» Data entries
* * * * * * *

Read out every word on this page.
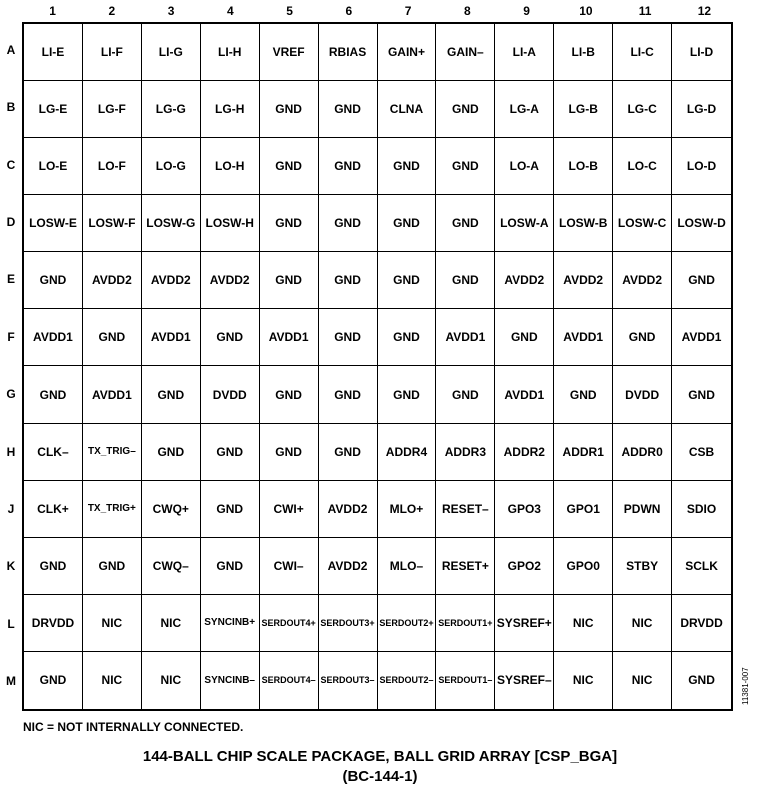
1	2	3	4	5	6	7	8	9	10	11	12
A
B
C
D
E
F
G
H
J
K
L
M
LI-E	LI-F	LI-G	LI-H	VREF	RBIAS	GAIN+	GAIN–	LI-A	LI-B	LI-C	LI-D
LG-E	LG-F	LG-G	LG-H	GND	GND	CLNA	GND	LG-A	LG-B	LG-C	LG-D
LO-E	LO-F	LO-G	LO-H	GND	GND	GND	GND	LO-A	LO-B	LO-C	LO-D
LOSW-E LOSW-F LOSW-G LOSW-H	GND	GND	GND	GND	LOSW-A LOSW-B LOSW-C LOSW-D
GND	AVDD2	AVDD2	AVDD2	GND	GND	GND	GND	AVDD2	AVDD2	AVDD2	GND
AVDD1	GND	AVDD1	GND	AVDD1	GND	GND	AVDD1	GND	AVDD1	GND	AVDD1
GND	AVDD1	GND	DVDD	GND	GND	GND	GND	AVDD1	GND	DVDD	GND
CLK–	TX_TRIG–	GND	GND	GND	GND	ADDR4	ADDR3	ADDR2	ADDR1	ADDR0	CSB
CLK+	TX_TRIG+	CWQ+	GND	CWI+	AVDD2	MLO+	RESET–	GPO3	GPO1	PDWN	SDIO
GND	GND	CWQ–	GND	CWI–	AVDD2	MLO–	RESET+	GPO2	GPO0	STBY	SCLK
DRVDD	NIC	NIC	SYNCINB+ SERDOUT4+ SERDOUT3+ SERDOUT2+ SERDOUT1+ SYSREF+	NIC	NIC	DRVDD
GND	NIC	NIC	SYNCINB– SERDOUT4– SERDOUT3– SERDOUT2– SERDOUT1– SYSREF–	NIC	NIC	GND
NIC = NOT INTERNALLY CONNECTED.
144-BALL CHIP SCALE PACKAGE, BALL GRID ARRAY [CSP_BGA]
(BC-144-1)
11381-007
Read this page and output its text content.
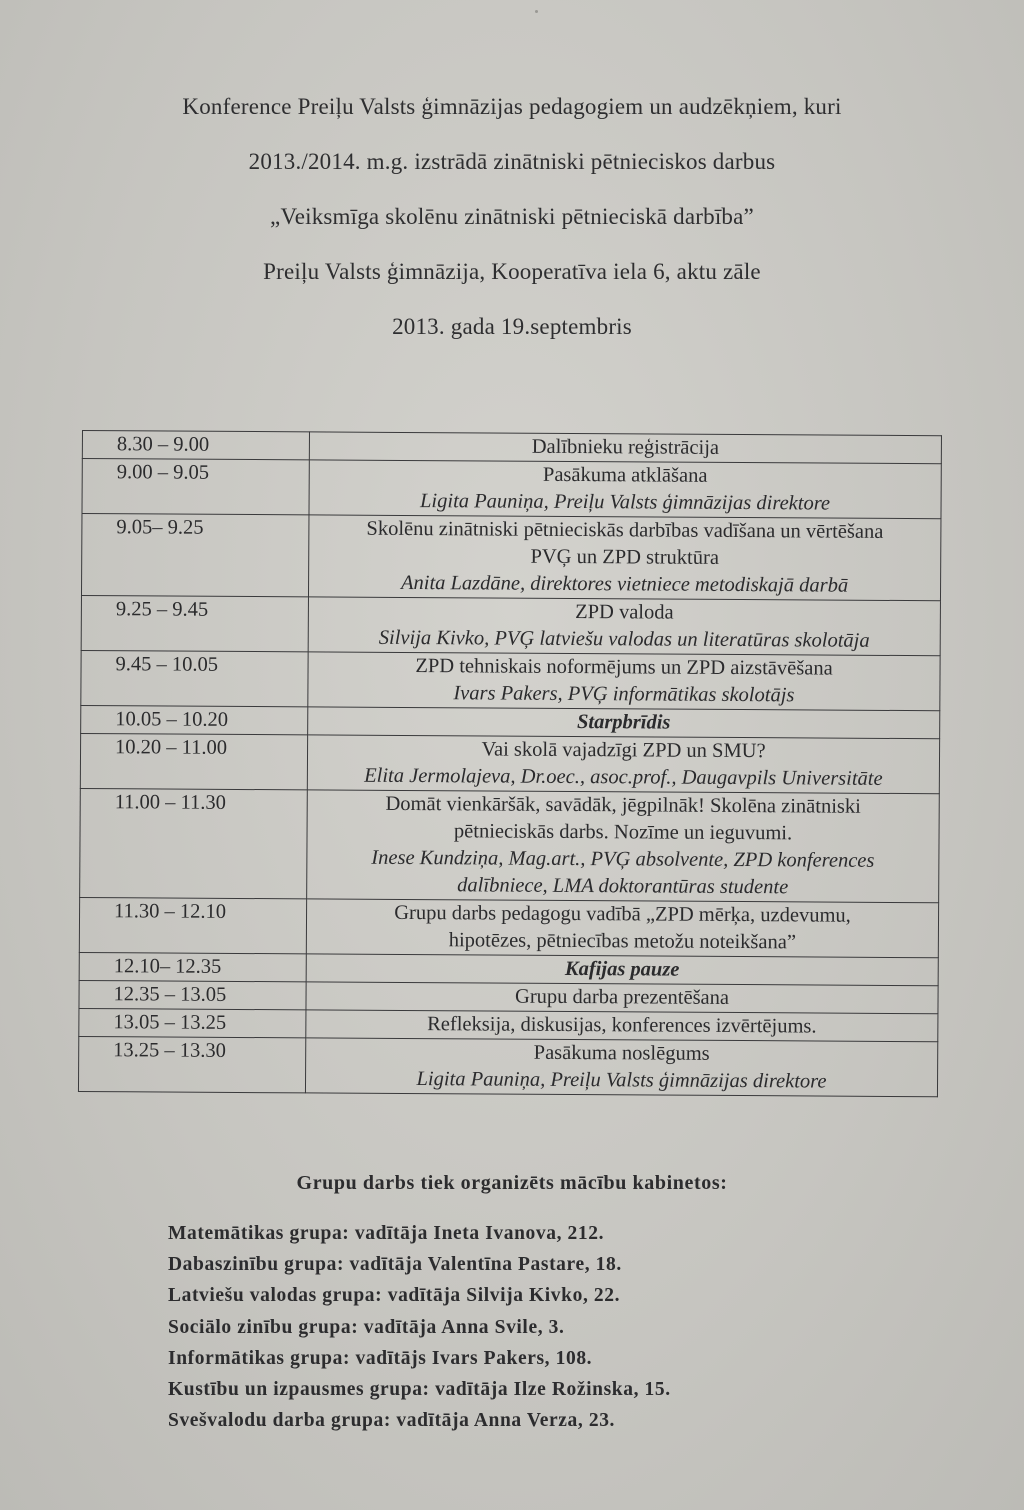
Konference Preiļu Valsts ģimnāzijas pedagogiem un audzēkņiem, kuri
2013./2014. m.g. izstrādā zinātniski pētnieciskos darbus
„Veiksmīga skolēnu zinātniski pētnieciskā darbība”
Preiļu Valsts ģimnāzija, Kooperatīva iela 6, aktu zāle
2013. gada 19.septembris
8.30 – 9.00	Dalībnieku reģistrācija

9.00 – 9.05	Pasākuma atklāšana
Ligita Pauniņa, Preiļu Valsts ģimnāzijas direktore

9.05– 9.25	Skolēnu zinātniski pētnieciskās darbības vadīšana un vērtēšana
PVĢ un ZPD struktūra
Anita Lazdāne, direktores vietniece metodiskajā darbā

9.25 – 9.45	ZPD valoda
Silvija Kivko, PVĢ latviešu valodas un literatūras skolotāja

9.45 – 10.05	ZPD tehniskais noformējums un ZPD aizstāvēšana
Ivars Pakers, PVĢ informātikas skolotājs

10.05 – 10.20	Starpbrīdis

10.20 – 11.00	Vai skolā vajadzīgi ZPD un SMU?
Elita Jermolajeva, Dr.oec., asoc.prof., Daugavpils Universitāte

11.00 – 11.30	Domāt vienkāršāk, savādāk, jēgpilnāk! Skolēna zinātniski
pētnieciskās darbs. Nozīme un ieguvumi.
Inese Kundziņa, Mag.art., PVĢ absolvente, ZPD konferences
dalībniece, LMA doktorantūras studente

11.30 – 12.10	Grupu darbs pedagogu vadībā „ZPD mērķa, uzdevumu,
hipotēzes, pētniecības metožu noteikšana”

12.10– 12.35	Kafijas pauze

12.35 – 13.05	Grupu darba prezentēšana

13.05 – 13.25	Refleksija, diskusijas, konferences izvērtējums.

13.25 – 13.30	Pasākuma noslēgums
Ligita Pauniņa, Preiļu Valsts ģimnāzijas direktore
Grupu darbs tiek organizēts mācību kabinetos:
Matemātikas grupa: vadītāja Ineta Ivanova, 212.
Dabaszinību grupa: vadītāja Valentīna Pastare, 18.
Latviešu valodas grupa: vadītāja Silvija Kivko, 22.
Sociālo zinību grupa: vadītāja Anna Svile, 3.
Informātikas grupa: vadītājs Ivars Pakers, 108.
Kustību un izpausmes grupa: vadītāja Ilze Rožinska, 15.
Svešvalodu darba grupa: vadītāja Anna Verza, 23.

* * * * * * *

» INSTRUCTIONS TO FOLLOW
Transcribe all the data word for word; the images stay out.

» TASK ANSWER
Read out every word on this page.
1	2	3	4	5	6	7	8	9	10	11	12
A
B
C
D
E
F
G
H
J
K
L
M
LI-E	LI-F	LI-G	LI-H	VREF	RBIAS	GAIN+	GAIN–	LI-A	LI-B	LI-C	LI-D
LG-E	LG-F	LG-G	LG-H	GND	GND	CLNA	GND	LG-A	LG-B	LG-C	LG-D
LO-E	LO-F	LO-G	LO-H	GND	GND	GND	GND	LO-A	LO-B	LO-C	LO-D
LOSW-E LOSW-F LOSW-G LOSW-H	GND	GND	GND	GND	LOSW-A LOSW-B LOSW-C LOSW-D
GND	AVDD2	AVDD2	AVDD2	GND	GND	GND	GND	AVDD2	AVDD2	AVDD2	GND
AVDD1	GND	AVDD1	GND	AVDD1	GND	GND	AVDD1	GND	AVDD1	GND	AVDD1
GND	AVDD1	GND	DVDD	GND	GND	GND	GND	AVDD1	GND	DVDD	GND
CLK–	TX_TRIG–	GND	GND	GND	GND	ADDR4	ADDR3	ADDR2	ADDR1	ADDR0	CSB
CLK+	TX_TRIG+	CWQ+	GND	CWI+	AVDD2	MLO+	RESET–	GPO3	GPO1	PDWN	SDIO
GND	GND	CWQ–	GND	CWI–	AVDD2	MLO–	RESET+	GPO2	GPO0	STBY	SCLK
DRVDD	NIC	NIC	SYNCINB+ SERDOUT4+ SERDOUT3+ SERDOUT2+ SERDOUT1+ SYSREF+	NIC	NIC	DRVDD
GND	NIC	NIC	SYNCINB– SERDOUT4– SERDOUT3– SERDOUT2– SERDOUT1– SYSREF–	NIC	NIC	GND
NIC = NOT INTERNALLY CONNECTED.
144-BALL CHIP SCALE PACKAGE, BALL GRID ARRAY [CSP_BGA]
(BC-144-1)
11381-007
Read this page and output its text content.
Konference Preiļu Valsts ģimnāzijas pedagogiem un audzēkņiem, kuri
2013./2014. m.g. izstrādā zinātniski pētnieciskos darbus
„Veiksmīga skolēnu zinātniski pētnieciskā darbība”
Preiļu Valsts ģimnāzija, Kooperatīva iela 6, aktu zāle
2013. gada 19.septembris
8.30 – 9.00	Dalībnieku reģistrācija

9.00 – 9.05	Pasākuma atklāšana
Ligita Pauniņa, Preiļu Valsts ģimnāzijas direktore

9.05– 9.25	Skolēnu zinātniski pētnieciskās darbības vadīšana un vērtēšana
PVĢ un ZPD struktūra
Anita Lazdāne, direktores vietniece metodiskajā darbā

9.25 – 9.45	ZPD valoda
Silvija Kivko, PVĢ latviešu valodas un literatūras skolotāja

9.45 – 10.05	ZPD tehniskais noformējums un ZPD aizstāvēšana
Ivars Pakers, PVĢ informātikas skolotājs

10.05 – 10.20	Starpbrīdis

10.20 – 11.00	Vai skolā vajadzīgi ZPD un SMU?
Elita Jermolajeva, Dr.oec., asoc.prof., Daugavpils Universitāte

11.00 – 11.30	Domāt vienkāršāk, savādāk, jēgpilnāk! Skolēna zinātniski
pētnieciskās darbs. Nozīme un ieguvumi.
Inese Kundziņa, Mag.art., PVĢ absolvente, ZPD konferences
dalībniece, LMA doktorantūras studente

11.30 – 12.10	Grupu darbs pedagogu vadībā „ZPD mērķa, uzdevumu,
hipotēzes, pētniecības metožu noteikšana”

12.10– 12.35	Kafijas pauze

12.35 – 13.05	Grupu darba prezentēšana

13.05 – 13.25	Refleksija, diskusijas, konferences izvērtējums.

13.25 – 13.30	Pasākuma noslēgums
Ligita Pauniņa, Preiļu Valsts ģimnāzijas direktore
Grupu darbs tiek organizēts mācību kabinetos:
Matemātikas grupa: vadītāja Ineta Ivanova, 212.
Dabaszinību grupa: vadītāja Valentīna Pastare, 18.
Latviešu valodas grupa: vadītāja Silvija Kivko, 22.
Sociālo zinību grupa: vadītāja Anna Svile, 3.
Informātikas grupa: vadītājs Ivars Pakers, 108.
Kustību un izpausmes grupa: vadītāja Ilze Rožinska, 15.
Svešvalodu darba grupa: vadītāja Anna Verza, 23.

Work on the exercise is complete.